Kutipan Teks:
════════
Allah yang diimani mempunyai 20 sifat dan 100 nama yang indah. Orang muslim yang saleh mencoba selalu mengucapkan keseratus nama Allah yang indah ini dengan pertolongan sebuah tasbih yang berupa sebuah untaian 100 butir-butiran.
Iman Islam
Kesaksian pokok iman Islam dirumuskan dalam kalimat syahadat yang terdiri atas dua kalimat (karena itu dinamakan juga “dua kalimat syahadat”). Yang pertama kesaksian atas Allah Yang Maha Esa, sedangkan yang kedua kesaksian atas Muhammad sebagai rasul Allah. Kalimat syahadat ini diucapkan pada waktu orang menjadi muslim (sebagai ucapan upacara inisiasi dari non-Islam ke Islam dan waktu akad nikah).
Syahadat akan Allah yang Maha Esa ini merupakan salah satu dari enam rukun iman dalam Islam. Kelima rukun iman lainnya adalah percaya pada Malaikat, Kitab Suci, Rasul, Hari Kiamat, dan Takdir Ilahi.
════════
Entri Data:
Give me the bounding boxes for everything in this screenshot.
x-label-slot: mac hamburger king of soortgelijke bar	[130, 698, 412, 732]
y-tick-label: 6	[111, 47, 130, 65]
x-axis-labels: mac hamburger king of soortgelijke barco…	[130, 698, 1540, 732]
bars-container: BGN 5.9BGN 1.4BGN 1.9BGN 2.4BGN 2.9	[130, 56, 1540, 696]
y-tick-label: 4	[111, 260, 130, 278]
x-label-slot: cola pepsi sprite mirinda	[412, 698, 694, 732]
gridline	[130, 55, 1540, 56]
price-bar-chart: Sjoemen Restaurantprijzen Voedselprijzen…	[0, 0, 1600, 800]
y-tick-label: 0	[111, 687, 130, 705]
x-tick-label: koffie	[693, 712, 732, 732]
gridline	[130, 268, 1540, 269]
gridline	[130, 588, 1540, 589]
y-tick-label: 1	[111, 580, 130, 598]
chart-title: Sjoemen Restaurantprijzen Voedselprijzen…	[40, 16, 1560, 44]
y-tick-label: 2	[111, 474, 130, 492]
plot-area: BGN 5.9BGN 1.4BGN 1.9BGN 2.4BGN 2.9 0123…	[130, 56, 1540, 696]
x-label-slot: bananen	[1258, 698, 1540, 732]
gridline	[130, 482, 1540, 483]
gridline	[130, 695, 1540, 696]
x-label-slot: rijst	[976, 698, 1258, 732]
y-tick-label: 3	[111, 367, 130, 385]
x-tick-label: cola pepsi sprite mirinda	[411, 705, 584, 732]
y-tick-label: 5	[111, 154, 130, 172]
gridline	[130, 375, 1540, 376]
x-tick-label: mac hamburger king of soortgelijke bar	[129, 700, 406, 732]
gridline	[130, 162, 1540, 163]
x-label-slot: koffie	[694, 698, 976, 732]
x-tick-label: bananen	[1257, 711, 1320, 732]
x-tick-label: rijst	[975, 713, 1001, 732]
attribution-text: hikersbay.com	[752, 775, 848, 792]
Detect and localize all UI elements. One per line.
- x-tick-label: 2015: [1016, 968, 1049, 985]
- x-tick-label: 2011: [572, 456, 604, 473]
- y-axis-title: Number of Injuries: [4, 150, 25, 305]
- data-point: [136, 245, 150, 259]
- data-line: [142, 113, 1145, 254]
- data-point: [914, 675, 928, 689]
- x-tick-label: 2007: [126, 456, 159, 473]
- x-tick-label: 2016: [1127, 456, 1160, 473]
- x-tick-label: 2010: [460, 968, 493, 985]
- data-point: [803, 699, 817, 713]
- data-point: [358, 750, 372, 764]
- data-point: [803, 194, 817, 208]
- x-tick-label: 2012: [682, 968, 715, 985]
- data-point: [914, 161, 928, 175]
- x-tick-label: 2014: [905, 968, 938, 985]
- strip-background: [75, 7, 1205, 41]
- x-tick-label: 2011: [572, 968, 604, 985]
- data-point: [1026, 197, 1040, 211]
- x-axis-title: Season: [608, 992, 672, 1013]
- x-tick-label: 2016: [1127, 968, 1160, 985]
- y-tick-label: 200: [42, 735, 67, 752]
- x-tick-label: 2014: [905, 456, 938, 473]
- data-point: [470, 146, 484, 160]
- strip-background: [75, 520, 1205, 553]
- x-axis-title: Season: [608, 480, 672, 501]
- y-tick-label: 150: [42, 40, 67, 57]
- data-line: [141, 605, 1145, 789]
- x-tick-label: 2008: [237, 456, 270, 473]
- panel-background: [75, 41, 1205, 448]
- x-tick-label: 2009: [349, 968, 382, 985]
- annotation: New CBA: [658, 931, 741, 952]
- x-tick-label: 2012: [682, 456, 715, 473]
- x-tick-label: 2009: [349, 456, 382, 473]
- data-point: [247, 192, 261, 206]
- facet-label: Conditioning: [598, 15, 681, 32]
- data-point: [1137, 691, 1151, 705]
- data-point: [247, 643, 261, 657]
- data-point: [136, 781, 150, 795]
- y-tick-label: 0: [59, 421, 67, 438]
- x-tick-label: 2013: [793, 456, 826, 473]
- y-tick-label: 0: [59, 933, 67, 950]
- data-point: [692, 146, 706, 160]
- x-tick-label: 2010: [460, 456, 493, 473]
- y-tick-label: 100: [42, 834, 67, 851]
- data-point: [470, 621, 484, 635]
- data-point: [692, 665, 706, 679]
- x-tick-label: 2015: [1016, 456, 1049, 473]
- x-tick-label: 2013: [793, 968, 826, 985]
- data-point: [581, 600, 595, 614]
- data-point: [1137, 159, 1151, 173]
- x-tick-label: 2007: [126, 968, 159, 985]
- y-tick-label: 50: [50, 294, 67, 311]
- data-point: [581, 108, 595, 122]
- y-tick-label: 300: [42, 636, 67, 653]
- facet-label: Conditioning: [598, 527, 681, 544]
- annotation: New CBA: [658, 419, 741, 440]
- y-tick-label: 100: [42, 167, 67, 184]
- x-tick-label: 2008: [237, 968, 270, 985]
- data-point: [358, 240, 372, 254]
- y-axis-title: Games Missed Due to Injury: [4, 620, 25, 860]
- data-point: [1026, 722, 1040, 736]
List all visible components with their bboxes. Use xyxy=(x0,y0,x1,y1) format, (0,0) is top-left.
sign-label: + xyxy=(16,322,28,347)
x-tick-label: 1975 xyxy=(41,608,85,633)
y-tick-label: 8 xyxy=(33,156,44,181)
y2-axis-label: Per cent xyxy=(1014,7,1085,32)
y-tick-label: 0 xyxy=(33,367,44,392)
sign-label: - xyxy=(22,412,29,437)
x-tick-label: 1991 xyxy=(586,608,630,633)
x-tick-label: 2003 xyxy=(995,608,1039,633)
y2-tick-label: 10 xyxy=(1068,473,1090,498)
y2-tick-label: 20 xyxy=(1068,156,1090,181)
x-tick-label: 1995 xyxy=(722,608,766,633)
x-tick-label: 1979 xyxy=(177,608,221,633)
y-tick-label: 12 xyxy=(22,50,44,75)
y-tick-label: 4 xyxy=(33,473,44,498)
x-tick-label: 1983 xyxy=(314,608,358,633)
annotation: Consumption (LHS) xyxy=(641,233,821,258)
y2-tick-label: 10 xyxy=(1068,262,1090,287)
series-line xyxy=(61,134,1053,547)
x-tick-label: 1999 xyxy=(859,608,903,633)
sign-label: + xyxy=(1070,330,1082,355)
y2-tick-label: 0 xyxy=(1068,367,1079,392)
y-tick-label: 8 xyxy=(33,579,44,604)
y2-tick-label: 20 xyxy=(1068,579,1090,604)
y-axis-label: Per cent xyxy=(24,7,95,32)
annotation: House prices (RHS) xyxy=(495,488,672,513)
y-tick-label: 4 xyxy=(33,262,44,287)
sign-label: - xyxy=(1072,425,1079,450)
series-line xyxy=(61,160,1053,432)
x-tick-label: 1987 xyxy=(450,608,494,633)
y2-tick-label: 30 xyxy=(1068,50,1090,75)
════════
Petunjuk Soal:
a) Tentukan apakah setiap pernyataan berikut sesuai dengan kutipan teks. (i) Allah yang diimani mempunyai 20 sifat. (ii) Kalimat syahadat terdiri atas tiga kalimat. (iii) Rukun iman dalam Islam berjumlah lima.
b) Tuliskan kembali bagian kutipan teks mulai dari "Allah yang diimani" sampai dengan "untaian 100 butir-butiran.". Tukar "tasbih" dengan "kalung doa".

Jawaban Tiap Soal:
a)
(i) Ya: "Allah yang diimani mempunyai 20 sifat dan 100 nama yang indah"
(ii) Tidak: "kalimat syahadat yang terdiri atas dua kalimat"
(iii) Tidak: "salah satu dari enam rukun iman dalam Islam"

b)
Allah yang diimani mempunyai 20 sifat dan 100 nama yang indah. Orang muslim yang saleh mencoba selalu mengucapkan keseratus nama Allah yang indah ini dengan pertolongan sebuah kalung doa yang berupa sebuah untaian 100 butir-butiran.